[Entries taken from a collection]
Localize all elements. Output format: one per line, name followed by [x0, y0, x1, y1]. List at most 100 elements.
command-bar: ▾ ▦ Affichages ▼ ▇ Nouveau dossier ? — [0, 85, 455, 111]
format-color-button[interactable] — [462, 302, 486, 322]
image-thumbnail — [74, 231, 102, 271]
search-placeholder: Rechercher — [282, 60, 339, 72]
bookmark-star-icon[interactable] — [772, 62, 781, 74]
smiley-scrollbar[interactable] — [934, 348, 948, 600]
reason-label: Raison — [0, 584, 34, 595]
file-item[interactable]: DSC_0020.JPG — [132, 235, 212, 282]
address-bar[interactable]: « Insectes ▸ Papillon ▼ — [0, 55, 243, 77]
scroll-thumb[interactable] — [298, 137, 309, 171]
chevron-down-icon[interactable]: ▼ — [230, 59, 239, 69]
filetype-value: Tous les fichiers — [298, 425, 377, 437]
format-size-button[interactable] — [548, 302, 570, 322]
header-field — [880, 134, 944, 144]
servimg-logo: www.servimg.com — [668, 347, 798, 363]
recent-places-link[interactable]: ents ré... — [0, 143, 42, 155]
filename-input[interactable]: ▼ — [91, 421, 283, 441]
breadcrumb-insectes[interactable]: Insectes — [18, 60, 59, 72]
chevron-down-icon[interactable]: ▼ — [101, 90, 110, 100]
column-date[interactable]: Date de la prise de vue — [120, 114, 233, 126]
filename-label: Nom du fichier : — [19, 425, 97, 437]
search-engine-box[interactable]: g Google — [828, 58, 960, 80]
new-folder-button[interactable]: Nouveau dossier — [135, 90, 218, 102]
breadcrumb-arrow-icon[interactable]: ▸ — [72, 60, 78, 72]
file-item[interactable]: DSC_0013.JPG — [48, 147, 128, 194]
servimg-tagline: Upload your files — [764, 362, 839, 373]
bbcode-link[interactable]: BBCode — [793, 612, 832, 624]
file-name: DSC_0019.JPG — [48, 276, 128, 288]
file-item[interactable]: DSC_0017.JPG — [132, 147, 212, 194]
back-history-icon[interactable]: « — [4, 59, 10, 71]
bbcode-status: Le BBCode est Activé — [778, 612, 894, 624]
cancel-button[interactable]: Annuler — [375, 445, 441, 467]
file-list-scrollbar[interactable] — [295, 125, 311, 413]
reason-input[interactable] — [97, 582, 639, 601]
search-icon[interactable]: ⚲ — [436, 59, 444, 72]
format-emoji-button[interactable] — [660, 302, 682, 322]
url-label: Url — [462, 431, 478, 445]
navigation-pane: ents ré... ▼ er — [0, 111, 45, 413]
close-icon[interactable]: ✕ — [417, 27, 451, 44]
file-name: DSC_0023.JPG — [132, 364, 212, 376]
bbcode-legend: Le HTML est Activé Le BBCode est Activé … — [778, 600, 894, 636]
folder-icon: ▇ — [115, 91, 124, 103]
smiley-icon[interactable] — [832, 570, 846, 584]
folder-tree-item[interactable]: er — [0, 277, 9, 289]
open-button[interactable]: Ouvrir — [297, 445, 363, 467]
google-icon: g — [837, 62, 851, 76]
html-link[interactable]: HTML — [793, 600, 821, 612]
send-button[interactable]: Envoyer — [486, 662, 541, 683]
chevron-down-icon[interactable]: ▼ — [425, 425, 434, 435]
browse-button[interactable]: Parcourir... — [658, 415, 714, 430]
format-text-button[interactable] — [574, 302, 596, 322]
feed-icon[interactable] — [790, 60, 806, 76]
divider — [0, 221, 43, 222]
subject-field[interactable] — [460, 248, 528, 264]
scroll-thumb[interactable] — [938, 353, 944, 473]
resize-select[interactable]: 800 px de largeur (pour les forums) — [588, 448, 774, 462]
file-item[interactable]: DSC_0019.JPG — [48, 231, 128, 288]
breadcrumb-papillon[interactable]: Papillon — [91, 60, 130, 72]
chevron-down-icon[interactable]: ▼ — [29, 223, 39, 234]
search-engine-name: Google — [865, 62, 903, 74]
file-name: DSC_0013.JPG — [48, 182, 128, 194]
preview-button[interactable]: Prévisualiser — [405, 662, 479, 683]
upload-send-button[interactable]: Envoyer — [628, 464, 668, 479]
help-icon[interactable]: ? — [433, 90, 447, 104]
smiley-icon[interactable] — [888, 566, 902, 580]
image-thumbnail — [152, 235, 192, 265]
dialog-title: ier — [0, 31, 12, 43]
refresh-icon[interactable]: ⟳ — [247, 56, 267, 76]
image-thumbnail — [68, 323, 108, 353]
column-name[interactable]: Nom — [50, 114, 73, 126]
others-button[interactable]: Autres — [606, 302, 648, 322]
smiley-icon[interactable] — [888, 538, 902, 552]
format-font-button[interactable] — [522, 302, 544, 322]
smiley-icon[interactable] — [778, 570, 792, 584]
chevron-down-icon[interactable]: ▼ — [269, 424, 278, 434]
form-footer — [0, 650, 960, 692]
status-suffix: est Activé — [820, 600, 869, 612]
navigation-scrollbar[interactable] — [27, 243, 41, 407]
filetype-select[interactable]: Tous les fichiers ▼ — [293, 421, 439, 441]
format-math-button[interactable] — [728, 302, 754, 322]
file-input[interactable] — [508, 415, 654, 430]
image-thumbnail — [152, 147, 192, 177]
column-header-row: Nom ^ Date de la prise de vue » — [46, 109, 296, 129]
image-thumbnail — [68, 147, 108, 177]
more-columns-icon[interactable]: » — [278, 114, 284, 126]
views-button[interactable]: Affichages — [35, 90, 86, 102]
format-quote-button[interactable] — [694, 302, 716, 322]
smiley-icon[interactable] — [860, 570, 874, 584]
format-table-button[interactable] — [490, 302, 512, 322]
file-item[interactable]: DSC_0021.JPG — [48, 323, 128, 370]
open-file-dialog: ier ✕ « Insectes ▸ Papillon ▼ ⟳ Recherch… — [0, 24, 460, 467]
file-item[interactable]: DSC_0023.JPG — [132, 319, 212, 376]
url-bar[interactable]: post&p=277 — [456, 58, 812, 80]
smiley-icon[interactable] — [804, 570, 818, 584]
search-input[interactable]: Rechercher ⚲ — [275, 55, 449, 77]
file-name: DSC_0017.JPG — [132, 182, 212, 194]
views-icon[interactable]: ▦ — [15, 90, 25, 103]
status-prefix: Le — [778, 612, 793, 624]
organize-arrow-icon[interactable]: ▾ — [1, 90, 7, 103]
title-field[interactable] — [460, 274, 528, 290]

* Written request *
Change "file-item" to "file-entry" throughout the records and write them out again, leaving everything else unchanged.

* Completed exercise *
Localize all elements. Output format: one per line, name followed by [x0, y0, x1, y1]. List at most 100 elements.
command-bar: ▾ ▦ Affichages ▼ ▇ Nouveau dossier ? — [0, 85, 455, 111]
format-color-button[interactable] — [462, 302, 486, 322]
image-thumbnail — [74, 231, 102, 271]
search-placeholder: Rechercher — [282, 60, 339, 72]
bookmark-star-icon[interactable] — [772, 62, 781, 74]
smiley-scrollbar[interactable] — [934, 348, 948, 600]
reason-label: Raison — [0, 584, 34, 595]
file-entry[interactable]: DSC_0020.JPG — [132, 235, 212, 282]
address-bar[interactable]: « Insectes ▸ Papillon ▼ — [0, 55, 243, 77]
scroll-thumb[interactable] — [298, 137, 309, 171]
chevron-down-icon[interactable]: ▼ — [230, 59, 239, 69]
filetype-value: Tous les fichiers — [298, 425, 377, 437]
format-size-button[interactable] — [548, 302, 570, 322]
header-field — [880, 134, 944, 144]
servimg-logo: www.servimg.com — [668, 347, 798, 363]
recent-places-link[interactable]: ents ré... — [0, 143, 42, 155]
filename-input[interactable]: ▼ — [91, 421, 283, 441]
breadcrumb-insectes[interactable]: Insectes — [18, 60, 59, 72]
chevron-down-icon[interactable]: ▼ — [101, 90, 110, 100]
column-date[interactable]: Date de la prise de vue — [120, 114, 233, 126]
filename-label: Nom du fichier : — [19, 425, 97, 437]
search-engine-box[interactable]: g Google — [828, 58, 960, 80]
new-folder-button[interactable]: Nouveau dossier — [135, 90, 218, 102]
breadcrumb-arrow-icon[interactable]: ▸ — [72, 60, 78, 72]
file-entry[interactable]: DSC_0013.JPG — [48, 147, 128, 194]
servimg-tagline: Upload your files — [764, 362, 839, 373]
bbcode-link[interactable]: BBCode — [793, 612, 832, 624]
file-name: DSC_0019.JPG — [48, 276, 128, 288]
file-entry[interactable]: DSC_0017.JPG — [132, 147, 212, 194]
back-history-icon[interactable]: « — [4, 59, 10, 71]
bbcode-status: Le BBCode est Activé — [778, 612, 894, 624]
cancel-button[interactable]: Annuler — [375, 445, 441, 467]
file-list-scrollbar[interactable] — [295, 125, 311, 413]
reason-input[interactable] — [97, 582, 639, 601]
search-icon[interactable]: ⚲ — [436, 59, 444, 72]
format-emoji-button[interactable] — [660, 302, 682, 322]
url-label: Url — [462, 431, 478, 445]
navigation-pane: ents ré... ▼ er — [0, 111, 45, 413]
close-icon[interactable]: ✕ — [417, 27, 451, 44]
file-name: DSC_0023.JPG — [132, 364, 212, 376]
bbcode-legend: Le HTML est Activé Le BBCode est Activé … — [778, 600, 894, 636]
folder-icon: ▇ — [115, 91, 124, 103]
smiley-icon[interactable] — [832, 570, 846, 584]
folder-tree-item[interactable]: er — [0, 277, 9, 289]
open-button[interactable]: Ouvrir — [297, 445, 363, 467]
google-icon: g — [837, 62, 851, 76]
html-link[interactable]: HTML — [793, 600, 821, 612]
send-button[interactable]: Envoyer — [486, 662, 541, 683]
chevron-down-icon[interactable]: ▼ — [425, 425, 434, 435]
browse-button[interactable]: Parcourir... — [658, 415, 714, 430]
format-text-button[interactable] — [574, 302, 596, 322]
feed-icon[interactable] — [790, 60, 806, 76]
divider — [0, 221, 43, 222]
subject-field[interactable] — [460, 248, 528, 264]
scroll-thumb[interactable] — [938, 353, 944, 473]
resize-select[interactable]: 800 px de largeur (pour les forums) — [588, 448, 774, 462]
file-entry[interactable]: DSC_0019.JPG — [48, 231, 128, 288]
breadcrumb-papillon[interactable]: Papillon — [91, 60, 130, 72]
chevron-down-icon[interactable]: ▼ — [29, 223, 39, 234]
search-engine-name: Google — [865, 62, 903, 74]
file-name: DSC_0013.JPG — [48, 182, 128, 194]
preview-button[interactable]: Prévisualiser — [405, 662, 479, 683]
upload-send-button[interactable]: Envoyer — [628, 464, 668, 479]
help-icon[interactable]: ? — [433, 90, 447, 104]
smiley-icon[interactable] — [888, 566, 902, 580]
image-thumbnail — [152, 235, 192, 265]
dialog-title: ier — [0, 31, 12, 43]
refresh-icon[interactable]: ⟳ — [247, 56, 267, 76]
image-thumbnail — [68, 323, 108, 353]
column-name[interactable]: Nom — [50, 114, 73, 126]
others-button[interactable]: Autres — [606, 302, 648, 322]
smiley-icon[interactable] — [888, 538, 902, 552]
format-font-button[interactable] — [522, 302, 544, 322]
smiley-icon[interactable] — [778, 570, 792, 584]
chevron-down-icon[interactable]: ▼ — [269, 424, 278, 434]
form-footer — [0, 650, 960, 692]
status-suffix: est Activé — [820, 600, 869, 612]
navigation-scrollbar[interactable] — [27, 243, 41, 407]
filetype-select[interactable]: Tous les fichiers ▼ — [293, 421, 439, 441]
format-math-button[interactable] — [728, 302, 754, 322]
file-input[interactable] — [508, 415, 654, 430]
image-thumbnail — [152, 147, 192, 177]
column-header-row: Nom ^ Date de la prise de vue » — [46, 109, 296, 129]
image-thumbnail — [68, 147, 108, 177]
more-columns-icon[interactable]: » — [278, 114, 284, 126]
views-button[interactable]: Affichages — [35, 90, 86, 102]
format-quote-button[interactable] — [694, 302, 716, 322]
smiley-icon[interactable] — [860, 570, 874, 584]
format-table-button[interactable] — [490, 302, 512, 322]
file-entry[interactable]: DSC_0021.JPG — [48, 323, 128, 370]
open-file-dialog: ier ✕ « Insectes ▸ Papillon ▼ ⟳ Recherch… — [0, 24, 460, 467]
file-entry[interactable]: DSC_0023.JPG — [132, 319, 212, 376]
url-bar[interactable]: post&p=277 — [456, 58, 812, 80]
smiley-icon[interactable] — [804, 570, 818, 584]
search-input[interactable]: Rechercher ⚲ — [275, 55, 449, 77]
file-name: DSC_0017.JPG — [132, 182, 212, 194]
views-icon[interactable]: ▦ — [15, 90, 25, 103]
status-prefix: Le — [778, 612, 793, 624]
organize-arrow-icon[interactable]: ▾ — [1, 90, 7, 103]
title-field[interactable] — [460, 274, 528, 290]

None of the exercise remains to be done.